>>>

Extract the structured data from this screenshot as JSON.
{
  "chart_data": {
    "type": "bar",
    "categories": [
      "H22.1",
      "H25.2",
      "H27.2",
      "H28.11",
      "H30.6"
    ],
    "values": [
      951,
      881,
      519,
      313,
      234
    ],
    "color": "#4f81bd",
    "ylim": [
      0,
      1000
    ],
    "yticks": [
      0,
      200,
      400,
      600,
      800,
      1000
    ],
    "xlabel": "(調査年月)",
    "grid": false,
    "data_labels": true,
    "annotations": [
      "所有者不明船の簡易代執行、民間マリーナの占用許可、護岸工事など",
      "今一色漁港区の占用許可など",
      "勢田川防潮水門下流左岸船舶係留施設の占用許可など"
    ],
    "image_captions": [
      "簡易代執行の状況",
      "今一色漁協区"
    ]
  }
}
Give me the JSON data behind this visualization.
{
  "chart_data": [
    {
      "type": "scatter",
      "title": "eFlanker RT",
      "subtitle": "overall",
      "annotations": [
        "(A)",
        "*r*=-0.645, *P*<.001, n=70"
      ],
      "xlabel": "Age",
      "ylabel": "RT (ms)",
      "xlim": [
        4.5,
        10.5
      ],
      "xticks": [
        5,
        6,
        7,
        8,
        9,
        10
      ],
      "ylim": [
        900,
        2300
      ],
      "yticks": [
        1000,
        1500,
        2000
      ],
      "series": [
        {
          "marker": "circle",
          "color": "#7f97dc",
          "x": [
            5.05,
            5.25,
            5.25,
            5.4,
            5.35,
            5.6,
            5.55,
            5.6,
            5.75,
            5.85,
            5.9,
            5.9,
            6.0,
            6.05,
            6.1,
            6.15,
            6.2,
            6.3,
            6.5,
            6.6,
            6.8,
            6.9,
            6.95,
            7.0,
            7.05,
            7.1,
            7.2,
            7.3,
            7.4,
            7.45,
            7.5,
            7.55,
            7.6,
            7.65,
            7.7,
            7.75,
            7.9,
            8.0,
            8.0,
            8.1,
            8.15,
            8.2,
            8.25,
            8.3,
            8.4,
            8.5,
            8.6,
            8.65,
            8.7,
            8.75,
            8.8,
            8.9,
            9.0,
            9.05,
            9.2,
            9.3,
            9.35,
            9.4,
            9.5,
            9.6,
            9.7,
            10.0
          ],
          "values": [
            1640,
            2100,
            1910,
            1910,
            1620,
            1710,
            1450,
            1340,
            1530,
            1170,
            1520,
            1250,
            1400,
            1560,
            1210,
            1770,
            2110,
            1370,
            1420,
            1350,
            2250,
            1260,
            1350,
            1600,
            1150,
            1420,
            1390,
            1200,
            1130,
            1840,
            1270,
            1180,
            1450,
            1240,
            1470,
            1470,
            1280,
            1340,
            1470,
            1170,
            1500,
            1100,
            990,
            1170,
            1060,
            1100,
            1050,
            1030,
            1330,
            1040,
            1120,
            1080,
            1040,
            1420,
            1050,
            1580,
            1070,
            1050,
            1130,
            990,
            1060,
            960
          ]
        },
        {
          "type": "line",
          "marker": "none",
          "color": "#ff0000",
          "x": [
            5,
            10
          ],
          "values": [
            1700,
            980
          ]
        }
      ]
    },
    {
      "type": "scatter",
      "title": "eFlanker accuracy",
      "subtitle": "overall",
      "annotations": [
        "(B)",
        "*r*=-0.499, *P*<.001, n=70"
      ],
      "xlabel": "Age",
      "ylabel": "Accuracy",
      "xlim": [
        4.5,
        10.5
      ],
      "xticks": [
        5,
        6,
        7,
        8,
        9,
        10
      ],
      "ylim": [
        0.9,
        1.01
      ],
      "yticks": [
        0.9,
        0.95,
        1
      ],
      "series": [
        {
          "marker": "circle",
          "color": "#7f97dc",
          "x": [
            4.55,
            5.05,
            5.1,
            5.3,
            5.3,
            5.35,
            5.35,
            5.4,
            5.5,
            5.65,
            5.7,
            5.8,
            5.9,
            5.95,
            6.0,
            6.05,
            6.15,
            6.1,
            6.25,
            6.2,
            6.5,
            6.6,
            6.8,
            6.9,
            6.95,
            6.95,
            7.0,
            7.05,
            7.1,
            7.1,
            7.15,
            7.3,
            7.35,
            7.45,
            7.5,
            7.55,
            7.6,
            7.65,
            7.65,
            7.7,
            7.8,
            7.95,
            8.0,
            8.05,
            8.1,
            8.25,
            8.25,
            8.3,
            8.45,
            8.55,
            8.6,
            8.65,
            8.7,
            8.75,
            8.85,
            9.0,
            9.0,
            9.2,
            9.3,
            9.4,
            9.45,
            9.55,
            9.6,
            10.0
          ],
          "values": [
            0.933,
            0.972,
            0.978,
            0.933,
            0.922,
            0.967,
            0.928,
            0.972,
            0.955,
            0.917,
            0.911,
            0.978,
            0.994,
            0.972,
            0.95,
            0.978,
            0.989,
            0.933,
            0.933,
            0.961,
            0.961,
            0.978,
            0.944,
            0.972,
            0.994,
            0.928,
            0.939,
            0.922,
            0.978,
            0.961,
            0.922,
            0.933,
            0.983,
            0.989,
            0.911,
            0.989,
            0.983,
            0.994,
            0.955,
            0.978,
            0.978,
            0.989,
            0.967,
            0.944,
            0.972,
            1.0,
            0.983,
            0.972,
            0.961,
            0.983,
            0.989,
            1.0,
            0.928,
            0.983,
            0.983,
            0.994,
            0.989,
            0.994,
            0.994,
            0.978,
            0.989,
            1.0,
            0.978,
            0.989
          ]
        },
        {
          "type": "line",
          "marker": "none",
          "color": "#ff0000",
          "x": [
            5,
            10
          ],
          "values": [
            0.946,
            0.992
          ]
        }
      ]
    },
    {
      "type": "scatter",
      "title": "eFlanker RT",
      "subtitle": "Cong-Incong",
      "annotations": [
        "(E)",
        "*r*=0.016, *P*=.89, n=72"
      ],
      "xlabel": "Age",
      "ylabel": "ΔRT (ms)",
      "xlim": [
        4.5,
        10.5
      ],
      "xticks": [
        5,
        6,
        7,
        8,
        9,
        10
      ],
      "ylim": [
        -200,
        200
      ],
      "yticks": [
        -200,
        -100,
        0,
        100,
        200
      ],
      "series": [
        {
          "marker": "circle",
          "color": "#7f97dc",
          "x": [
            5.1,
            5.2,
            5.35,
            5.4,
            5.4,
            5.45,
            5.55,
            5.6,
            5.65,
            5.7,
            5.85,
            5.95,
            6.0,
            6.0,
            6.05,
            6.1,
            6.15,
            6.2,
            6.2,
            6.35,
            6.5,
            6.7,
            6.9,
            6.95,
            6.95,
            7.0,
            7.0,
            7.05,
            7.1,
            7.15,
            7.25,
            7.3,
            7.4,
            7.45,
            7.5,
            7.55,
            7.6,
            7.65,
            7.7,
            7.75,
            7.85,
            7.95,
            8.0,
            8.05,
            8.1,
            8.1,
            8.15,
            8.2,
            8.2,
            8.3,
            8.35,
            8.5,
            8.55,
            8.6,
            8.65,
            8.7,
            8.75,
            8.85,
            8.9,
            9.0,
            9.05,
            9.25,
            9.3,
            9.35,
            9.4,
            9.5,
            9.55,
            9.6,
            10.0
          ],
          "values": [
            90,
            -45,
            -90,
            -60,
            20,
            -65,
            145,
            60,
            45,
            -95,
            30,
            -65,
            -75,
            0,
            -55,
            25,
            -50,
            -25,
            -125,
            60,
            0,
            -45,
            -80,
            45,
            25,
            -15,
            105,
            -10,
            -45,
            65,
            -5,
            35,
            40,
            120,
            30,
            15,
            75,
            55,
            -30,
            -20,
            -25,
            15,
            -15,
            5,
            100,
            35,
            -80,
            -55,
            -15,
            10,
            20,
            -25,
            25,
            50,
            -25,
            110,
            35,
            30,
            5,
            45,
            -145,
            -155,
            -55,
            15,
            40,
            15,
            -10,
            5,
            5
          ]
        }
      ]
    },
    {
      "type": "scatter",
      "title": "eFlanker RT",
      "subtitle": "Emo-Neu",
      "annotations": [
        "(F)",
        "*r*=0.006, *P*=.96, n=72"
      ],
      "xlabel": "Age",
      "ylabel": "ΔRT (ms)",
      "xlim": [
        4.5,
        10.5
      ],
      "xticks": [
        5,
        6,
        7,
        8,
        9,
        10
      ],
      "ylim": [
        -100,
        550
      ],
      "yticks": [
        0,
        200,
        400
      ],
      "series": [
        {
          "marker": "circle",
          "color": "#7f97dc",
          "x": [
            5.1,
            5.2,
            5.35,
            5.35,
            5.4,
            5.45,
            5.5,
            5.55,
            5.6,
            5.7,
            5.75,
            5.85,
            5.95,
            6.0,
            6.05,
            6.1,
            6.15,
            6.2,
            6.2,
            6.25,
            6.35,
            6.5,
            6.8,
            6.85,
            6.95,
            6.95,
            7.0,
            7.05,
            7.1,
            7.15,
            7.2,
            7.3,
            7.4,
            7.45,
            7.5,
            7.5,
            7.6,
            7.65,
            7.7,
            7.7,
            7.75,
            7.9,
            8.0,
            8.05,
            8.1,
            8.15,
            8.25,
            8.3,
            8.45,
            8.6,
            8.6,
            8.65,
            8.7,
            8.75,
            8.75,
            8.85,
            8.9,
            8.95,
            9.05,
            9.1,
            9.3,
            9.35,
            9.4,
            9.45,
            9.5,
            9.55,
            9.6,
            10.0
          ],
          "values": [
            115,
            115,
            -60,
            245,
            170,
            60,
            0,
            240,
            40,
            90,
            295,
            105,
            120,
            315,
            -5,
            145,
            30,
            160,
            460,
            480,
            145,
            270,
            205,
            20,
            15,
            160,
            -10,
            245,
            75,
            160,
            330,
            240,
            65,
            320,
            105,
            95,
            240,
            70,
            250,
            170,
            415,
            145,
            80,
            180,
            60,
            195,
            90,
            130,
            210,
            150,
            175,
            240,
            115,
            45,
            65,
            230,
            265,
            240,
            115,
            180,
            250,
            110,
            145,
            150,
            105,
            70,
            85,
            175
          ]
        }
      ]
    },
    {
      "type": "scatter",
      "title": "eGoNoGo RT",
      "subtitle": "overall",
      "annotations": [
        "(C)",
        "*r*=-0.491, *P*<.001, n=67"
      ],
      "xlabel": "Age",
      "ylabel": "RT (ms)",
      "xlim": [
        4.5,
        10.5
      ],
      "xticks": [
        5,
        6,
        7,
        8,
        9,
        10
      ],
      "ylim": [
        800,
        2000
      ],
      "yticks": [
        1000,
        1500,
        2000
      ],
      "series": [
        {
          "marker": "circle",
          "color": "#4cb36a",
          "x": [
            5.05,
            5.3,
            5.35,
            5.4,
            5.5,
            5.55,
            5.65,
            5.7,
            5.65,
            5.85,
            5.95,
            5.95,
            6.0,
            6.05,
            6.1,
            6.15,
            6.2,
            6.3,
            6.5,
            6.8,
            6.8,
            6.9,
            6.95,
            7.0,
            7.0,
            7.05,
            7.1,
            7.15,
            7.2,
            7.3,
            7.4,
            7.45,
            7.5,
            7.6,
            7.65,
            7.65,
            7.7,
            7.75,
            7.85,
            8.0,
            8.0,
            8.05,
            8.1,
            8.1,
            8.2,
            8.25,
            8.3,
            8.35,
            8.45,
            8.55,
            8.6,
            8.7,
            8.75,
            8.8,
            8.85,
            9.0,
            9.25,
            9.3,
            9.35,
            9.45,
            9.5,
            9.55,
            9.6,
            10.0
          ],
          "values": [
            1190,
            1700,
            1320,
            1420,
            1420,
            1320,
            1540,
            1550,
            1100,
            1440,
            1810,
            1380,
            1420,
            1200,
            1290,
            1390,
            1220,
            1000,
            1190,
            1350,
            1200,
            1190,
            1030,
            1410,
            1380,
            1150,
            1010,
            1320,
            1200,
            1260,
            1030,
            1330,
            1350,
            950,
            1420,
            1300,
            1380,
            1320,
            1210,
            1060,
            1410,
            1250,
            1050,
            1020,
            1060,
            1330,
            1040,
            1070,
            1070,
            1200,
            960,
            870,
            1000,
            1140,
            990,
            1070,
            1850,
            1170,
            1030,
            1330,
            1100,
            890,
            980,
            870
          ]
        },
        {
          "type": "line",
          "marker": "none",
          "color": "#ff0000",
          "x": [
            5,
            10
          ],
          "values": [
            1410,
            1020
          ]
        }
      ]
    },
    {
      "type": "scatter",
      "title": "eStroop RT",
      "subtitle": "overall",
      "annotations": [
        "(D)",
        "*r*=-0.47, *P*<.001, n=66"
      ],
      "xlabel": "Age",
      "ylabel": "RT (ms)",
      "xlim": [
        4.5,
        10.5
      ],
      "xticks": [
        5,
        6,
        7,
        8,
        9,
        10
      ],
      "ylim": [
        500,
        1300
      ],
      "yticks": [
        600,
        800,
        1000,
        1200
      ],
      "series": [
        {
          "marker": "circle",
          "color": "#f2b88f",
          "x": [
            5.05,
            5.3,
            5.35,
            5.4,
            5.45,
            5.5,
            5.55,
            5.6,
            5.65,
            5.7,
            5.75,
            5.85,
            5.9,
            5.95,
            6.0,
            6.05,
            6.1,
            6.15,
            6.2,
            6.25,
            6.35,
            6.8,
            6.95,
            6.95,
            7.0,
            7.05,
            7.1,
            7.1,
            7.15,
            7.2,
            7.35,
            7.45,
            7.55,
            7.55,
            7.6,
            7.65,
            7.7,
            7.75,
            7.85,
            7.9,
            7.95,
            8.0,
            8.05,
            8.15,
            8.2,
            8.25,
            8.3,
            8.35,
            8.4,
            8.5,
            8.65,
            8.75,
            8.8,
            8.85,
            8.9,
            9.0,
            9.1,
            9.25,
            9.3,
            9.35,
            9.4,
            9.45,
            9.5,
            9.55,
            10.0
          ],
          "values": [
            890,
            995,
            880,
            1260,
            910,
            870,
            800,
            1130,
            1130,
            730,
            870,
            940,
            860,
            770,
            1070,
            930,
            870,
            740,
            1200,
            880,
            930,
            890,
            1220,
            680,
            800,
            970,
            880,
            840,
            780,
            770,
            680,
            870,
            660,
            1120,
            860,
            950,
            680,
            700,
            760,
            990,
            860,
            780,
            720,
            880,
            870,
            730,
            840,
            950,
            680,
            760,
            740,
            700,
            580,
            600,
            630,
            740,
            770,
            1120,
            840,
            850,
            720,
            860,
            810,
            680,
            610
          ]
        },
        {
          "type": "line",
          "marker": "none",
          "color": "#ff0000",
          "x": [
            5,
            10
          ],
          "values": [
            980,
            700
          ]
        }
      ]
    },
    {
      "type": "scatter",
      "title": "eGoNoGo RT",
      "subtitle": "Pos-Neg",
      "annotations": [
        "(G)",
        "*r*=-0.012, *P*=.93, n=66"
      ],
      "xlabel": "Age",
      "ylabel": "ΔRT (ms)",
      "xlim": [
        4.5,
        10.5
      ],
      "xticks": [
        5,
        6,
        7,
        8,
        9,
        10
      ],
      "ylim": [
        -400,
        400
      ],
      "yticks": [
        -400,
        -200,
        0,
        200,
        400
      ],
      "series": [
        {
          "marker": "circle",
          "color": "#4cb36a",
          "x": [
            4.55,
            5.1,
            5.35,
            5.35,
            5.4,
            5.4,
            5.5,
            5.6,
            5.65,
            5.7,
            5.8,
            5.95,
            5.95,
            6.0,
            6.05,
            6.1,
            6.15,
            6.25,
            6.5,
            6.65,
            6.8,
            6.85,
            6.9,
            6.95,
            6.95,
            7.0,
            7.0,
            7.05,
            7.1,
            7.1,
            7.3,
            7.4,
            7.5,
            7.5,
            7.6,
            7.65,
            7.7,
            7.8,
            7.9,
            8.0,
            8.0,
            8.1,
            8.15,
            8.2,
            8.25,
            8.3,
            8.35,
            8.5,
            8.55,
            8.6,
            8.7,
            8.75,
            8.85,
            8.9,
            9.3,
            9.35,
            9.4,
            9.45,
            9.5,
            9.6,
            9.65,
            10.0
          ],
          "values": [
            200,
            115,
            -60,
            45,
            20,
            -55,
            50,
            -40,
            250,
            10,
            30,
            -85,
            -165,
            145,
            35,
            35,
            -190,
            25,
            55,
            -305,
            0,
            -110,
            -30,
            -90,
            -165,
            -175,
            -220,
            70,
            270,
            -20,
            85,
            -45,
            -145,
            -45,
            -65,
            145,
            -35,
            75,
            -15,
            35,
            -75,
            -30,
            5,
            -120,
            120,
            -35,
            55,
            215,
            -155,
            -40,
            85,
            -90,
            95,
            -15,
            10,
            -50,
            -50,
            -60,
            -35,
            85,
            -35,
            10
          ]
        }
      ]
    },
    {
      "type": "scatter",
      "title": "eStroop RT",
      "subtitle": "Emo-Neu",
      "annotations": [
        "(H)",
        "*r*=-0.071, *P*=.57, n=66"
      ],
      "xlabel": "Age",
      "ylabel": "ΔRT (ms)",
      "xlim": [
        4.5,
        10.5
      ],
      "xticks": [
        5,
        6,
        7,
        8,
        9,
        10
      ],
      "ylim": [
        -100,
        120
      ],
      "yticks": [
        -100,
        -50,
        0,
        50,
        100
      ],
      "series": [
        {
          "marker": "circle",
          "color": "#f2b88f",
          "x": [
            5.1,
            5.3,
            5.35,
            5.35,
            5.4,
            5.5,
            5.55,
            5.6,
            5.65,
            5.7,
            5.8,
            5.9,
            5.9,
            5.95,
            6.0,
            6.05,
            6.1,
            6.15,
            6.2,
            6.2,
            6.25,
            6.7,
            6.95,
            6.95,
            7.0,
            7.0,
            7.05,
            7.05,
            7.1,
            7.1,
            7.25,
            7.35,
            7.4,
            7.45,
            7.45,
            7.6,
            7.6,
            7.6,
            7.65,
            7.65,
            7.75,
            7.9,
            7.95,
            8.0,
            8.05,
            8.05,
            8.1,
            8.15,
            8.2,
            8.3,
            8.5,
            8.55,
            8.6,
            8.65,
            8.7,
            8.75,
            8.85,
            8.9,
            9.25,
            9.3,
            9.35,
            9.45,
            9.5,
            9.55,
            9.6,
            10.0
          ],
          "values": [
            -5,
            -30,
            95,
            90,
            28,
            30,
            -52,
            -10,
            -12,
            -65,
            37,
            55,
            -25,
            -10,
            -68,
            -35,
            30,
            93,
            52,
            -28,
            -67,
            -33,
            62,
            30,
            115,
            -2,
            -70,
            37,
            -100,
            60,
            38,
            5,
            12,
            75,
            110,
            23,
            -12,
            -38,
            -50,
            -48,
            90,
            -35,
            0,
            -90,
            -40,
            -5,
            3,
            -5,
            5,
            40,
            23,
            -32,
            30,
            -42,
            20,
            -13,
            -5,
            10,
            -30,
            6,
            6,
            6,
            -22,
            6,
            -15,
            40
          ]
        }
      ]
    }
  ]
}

<<<

*Work instructions*:
Copy each line above where the string "this" occurs.

*Answer in full*:
Extract the structured data from this screenshot as JSON.
Give me the JSON data behind this visualization.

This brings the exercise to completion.